-- start of INFORMATION SUPPLIED --

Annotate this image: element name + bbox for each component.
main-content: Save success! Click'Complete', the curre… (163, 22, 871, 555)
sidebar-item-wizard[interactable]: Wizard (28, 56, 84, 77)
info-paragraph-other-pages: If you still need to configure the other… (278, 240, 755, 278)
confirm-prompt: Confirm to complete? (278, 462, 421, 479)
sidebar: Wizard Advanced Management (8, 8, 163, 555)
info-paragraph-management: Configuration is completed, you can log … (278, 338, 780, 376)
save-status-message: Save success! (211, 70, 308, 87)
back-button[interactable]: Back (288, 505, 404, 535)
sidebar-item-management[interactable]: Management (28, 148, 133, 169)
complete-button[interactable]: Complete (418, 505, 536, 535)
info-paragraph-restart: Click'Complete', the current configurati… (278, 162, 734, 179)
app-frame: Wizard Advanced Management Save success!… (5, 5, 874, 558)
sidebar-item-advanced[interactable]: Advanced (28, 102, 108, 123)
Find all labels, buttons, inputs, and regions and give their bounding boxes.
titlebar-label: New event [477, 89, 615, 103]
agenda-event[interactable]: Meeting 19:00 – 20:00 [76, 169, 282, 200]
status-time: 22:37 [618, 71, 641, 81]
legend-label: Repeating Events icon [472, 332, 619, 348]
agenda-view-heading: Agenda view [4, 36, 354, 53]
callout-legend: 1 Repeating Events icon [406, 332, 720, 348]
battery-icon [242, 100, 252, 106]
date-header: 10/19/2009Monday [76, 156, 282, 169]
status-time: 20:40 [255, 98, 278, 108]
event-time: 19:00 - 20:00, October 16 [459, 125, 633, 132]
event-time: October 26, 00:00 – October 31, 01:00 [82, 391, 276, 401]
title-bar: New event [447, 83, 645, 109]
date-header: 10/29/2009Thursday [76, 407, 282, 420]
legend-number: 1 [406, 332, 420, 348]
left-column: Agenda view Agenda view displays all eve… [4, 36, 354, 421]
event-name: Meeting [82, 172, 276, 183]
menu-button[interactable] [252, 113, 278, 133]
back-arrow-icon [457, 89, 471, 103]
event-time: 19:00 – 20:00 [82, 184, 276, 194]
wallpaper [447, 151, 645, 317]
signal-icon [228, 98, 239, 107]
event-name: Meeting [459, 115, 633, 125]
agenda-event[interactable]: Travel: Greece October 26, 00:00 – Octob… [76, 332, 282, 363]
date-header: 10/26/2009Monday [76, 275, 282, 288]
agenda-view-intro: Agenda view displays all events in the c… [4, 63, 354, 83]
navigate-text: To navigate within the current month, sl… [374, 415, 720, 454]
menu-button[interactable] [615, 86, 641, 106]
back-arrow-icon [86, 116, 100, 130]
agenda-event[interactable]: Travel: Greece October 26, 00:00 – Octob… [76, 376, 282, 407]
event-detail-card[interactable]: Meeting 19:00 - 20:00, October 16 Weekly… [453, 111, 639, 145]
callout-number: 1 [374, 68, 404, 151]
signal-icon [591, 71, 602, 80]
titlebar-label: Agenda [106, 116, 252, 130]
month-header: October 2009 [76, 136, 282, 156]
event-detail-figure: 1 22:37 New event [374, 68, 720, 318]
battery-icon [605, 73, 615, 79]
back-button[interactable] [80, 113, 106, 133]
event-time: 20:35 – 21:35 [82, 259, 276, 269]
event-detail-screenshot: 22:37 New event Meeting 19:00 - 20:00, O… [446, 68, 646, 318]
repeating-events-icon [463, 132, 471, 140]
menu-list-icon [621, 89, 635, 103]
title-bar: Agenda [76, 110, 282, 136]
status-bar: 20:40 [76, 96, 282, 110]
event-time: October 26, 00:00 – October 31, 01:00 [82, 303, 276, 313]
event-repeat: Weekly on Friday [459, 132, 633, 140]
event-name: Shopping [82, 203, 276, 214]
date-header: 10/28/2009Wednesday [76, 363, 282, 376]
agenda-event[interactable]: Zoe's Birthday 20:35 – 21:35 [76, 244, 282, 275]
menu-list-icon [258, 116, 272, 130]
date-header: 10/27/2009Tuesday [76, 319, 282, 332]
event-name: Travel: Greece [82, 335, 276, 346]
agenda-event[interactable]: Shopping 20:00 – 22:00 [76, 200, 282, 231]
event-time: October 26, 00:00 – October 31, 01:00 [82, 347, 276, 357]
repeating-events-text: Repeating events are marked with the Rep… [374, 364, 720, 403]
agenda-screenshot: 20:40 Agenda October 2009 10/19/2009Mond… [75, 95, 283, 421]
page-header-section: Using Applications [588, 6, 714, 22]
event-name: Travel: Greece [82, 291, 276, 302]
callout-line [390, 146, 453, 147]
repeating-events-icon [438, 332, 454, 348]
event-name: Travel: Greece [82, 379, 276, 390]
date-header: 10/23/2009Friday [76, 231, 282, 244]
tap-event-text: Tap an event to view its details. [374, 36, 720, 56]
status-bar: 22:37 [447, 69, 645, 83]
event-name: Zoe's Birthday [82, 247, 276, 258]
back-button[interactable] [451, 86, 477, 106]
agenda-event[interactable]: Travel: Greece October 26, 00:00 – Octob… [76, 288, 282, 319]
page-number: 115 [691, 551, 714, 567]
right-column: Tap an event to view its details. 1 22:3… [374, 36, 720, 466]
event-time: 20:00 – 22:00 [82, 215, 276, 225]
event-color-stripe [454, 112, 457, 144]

-- end of INFORMATION SUPPLIED --

▶ [EXERCISE TASK] Could you give back the lines from the first one up to and including the line with "info-paragraph-other-pages: If you", changing "bbox" to "bounding box" and leaving everything else in them unchanged?

▶ [RESULT FOR THIS TASK]
Annotate this image: element name + bounding box for each component.
main-content: Save success! Click'Complete', the curre… (163, 22, 871, 555)
sidebar-item-wizard[interactable]: Wizard (28, 56, 84, 77)
info-paragraph-other-pages: If you still need to configure the other… (278, 240, 755, 278)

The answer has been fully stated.